## TO DO:
Filter the records below down to lines containing "this".

## TASK INPUT:
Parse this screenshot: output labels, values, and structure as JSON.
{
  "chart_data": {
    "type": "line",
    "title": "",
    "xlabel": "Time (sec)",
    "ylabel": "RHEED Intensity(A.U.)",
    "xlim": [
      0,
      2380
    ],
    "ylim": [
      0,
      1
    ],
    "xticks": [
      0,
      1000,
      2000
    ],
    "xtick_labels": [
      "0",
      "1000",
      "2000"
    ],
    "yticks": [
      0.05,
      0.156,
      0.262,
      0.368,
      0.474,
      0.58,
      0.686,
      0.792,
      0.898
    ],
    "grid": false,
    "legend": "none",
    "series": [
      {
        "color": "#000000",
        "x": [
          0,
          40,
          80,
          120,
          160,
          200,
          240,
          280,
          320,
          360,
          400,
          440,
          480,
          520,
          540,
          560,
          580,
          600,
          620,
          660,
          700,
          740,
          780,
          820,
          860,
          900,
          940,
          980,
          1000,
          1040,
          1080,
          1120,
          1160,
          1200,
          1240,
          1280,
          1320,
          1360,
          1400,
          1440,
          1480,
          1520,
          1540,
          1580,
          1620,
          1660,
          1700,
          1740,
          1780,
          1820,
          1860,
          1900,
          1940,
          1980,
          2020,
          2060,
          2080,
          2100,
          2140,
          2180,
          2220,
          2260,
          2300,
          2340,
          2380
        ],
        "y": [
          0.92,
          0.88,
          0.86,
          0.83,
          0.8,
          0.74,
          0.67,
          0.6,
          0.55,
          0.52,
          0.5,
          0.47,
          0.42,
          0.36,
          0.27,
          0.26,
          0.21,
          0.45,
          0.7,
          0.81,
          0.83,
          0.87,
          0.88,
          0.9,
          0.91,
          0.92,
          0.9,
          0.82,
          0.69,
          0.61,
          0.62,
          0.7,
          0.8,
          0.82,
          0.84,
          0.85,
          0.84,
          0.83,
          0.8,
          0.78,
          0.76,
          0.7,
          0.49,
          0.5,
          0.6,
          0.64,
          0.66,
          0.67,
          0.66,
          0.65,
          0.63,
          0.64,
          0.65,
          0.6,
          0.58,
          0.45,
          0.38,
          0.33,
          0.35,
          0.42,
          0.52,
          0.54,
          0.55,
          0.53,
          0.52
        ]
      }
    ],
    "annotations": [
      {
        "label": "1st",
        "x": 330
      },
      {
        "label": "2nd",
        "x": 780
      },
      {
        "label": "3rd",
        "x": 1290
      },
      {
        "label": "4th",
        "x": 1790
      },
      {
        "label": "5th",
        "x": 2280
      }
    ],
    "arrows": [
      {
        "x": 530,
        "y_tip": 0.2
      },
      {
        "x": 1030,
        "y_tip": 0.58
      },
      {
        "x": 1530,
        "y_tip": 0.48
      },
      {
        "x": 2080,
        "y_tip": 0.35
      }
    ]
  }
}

* * *

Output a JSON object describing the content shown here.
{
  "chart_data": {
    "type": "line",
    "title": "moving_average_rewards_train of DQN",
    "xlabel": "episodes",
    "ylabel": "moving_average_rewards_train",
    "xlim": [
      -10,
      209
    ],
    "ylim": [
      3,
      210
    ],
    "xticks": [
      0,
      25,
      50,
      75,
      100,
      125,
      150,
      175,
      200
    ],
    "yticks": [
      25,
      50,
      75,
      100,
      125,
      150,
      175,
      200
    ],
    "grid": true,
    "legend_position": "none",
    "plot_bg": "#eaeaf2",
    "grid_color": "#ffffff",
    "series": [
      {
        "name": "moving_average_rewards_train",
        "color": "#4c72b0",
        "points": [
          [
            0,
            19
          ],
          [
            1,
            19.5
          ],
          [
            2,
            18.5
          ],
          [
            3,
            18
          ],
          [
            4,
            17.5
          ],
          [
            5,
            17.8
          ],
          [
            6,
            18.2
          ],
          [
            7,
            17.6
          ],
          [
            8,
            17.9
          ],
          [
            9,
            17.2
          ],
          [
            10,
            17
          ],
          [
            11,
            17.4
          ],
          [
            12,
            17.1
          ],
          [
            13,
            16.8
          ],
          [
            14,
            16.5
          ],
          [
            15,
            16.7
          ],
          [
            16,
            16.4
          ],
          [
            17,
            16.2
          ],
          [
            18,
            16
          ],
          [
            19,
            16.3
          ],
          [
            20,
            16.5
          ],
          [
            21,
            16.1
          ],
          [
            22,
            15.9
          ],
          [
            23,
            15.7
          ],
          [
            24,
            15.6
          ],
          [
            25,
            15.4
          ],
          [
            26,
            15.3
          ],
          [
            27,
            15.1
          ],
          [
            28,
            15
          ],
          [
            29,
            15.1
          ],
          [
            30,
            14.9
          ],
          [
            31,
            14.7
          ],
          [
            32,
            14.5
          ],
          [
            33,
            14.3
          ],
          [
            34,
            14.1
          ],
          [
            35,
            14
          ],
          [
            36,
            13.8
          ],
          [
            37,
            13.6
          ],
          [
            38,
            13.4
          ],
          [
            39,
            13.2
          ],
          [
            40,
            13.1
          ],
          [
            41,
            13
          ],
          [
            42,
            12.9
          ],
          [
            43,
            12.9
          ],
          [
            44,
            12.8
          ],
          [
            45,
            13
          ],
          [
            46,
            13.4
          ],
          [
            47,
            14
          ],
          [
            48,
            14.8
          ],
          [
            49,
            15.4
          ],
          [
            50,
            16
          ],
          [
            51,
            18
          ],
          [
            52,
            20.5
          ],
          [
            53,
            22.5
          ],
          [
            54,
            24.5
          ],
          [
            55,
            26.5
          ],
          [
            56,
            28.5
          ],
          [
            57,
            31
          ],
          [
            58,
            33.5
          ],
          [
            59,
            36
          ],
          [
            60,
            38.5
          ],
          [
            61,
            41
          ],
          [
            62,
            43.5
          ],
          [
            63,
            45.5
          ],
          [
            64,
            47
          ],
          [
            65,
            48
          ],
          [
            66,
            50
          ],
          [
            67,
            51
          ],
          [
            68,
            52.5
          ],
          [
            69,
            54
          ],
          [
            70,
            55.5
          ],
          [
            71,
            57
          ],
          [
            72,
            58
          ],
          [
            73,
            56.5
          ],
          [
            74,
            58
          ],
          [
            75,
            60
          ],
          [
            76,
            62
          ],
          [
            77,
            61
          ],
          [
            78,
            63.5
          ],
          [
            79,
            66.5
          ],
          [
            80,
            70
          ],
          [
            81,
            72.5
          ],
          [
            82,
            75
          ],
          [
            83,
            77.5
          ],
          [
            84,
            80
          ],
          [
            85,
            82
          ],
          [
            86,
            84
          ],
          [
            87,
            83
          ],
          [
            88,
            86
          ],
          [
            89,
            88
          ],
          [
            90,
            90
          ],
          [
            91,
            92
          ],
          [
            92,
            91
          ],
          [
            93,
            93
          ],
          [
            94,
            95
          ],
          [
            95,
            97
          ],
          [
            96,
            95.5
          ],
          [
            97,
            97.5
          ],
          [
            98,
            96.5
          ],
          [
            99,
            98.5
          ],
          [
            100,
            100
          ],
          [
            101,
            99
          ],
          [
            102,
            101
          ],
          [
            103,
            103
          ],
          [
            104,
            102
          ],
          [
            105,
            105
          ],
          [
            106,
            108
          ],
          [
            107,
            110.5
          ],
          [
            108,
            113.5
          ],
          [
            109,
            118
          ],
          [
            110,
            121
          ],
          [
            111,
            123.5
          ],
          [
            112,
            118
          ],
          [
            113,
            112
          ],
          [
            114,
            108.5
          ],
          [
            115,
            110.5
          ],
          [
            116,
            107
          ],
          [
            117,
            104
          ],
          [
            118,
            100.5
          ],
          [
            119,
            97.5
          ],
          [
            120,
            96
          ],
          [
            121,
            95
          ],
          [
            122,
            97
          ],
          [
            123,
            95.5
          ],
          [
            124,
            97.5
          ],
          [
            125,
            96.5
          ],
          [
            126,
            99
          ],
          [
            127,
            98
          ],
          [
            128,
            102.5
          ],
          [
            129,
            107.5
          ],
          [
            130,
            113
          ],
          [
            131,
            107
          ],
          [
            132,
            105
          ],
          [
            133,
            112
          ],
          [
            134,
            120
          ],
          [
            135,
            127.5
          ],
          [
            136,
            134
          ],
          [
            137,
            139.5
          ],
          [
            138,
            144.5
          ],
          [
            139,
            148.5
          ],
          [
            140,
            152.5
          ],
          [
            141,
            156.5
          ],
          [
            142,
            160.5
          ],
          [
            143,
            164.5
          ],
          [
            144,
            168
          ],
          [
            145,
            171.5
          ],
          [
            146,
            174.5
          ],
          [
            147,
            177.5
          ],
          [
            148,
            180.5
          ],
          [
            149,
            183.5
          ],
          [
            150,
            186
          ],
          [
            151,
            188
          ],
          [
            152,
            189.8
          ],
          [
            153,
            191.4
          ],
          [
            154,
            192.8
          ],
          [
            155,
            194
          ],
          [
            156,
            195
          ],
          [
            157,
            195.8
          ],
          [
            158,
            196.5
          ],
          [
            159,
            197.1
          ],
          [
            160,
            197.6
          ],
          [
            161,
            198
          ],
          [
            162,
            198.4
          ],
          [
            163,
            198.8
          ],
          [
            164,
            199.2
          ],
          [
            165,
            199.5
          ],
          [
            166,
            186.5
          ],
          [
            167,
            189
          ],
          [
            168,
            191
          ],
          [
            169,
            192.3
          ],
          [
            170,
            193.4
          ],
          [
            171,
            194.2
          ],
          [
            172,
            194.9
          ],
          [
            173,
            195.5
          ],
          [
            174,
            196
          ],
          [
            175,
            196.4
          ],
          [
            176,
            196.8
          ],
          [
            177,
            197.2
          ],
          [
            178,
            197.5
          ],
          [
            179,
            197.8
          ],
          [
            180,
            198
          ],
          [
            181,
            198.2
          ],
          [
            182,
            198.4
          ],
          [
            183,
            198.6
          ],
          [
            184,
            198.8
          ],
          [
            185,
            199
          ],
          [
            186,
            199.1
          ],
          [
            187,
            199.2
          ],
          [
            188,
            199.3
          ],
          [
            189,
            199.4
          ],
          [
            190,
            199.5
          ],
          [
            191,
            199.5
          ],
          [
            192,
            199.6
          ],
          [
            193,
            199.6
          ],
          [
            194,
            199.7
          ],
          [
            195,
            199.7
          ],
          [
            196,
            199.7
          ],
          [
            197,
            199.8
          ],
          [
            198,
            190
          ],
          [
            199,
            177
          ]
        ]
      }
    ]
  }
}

---

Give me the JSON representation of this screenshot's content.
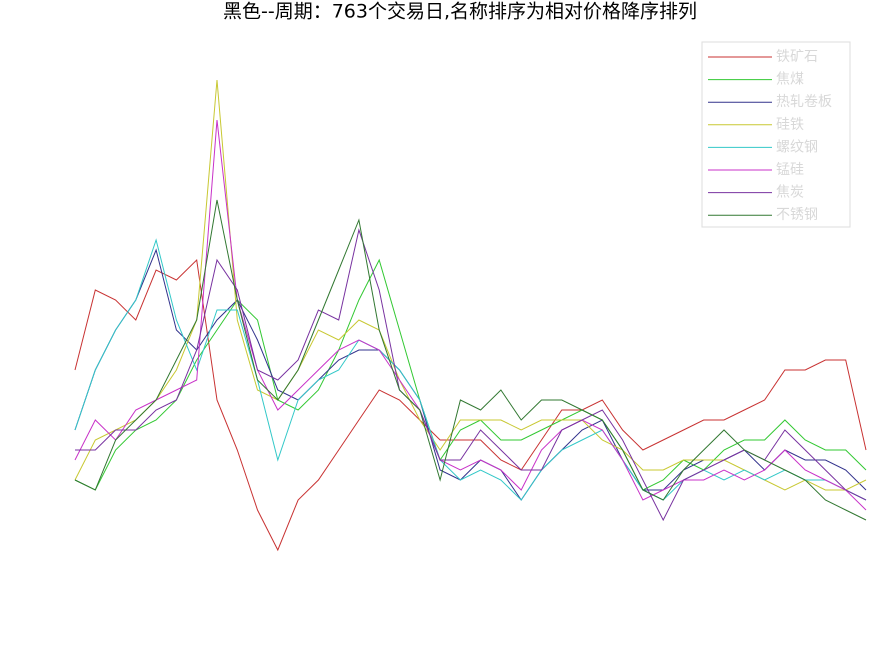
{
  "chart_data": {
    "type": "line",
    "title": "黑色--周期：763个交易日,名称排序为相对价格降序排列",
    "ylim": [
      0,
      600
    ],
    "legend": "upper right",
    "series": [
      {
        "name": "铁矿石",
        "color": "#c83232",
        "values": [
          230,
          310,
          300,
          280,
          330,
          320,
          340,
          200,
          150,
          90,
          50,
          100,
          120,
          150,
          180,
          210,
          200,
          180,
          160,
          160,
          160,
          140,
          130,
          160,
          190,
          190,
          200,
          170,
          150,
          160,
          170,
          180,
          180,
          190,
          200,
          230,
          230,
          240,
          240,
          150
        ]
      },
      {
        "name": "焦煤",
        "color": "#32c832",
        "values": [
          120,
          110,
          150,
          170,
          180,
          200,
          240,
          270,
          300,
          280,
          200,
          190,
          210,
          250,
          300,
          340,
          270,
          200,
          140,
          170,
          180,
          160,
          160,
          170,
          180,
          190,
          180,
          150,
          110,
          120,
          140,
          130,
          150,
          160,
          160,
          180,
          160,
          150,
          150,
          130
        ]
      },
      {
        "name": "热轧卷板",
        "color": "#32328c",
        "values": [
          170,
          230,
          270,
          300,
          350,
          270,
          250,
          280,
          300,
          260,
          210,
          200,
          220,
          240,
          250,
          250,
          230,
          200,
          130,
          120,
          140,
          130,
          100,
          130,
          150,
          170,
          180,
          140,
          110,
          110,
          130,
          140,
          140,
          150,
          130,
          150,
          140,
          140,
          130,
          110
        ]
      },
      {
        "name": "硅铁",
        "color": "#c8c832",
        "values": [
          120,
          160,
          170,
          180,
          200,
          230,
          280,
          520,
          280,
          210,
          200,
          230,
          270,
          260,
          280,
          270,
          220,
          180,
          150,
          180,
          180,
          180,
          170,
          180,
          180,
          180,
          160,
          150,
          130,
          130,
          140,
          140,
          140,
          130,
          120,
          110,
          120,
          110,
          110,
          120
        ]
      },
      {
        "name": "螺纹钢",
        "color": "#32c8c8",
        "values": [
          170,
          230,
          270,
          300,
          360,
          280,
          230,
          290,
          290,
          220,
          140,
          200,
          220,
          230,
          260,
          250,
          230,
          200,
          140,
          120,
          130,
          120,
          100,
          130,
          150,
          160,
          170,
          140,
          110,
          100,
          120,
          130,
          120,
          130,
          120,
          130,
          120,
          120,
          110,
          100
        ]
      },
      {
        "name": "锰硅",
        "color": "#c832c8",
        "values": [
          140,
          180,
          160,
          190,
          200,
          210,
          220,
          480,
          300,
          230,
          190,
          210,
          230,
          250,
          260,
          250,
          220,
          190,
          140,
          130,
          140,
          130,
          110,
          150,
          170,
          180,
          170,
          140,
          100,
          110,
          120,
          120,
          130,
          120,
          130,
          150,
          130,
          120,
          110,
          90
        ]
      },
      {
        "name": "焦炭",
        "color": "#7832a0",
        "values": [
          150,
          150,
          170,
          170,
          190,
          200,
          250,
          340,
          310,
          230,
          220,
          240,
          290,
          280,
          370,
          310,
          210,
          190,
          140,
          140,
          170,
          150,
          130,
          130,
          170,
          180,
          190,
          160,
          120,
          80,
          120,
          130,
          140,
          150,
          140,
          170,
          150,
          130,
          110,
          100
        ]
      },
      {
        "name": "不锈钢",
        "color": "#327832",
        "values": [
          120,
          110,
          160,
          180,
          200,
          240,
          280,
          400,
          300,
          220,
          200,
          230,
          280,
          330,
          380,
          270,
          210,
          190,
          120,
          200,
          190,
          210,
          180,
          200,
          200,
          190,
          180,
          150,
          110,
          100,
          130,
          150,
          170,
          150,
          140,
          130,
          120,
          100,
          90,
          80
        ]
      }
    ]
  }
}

## THE COMPLETED TASK:
Parse this screenshot: output labels, values, and structure as JSON.
Give me the JSON representation of this screenshot's content.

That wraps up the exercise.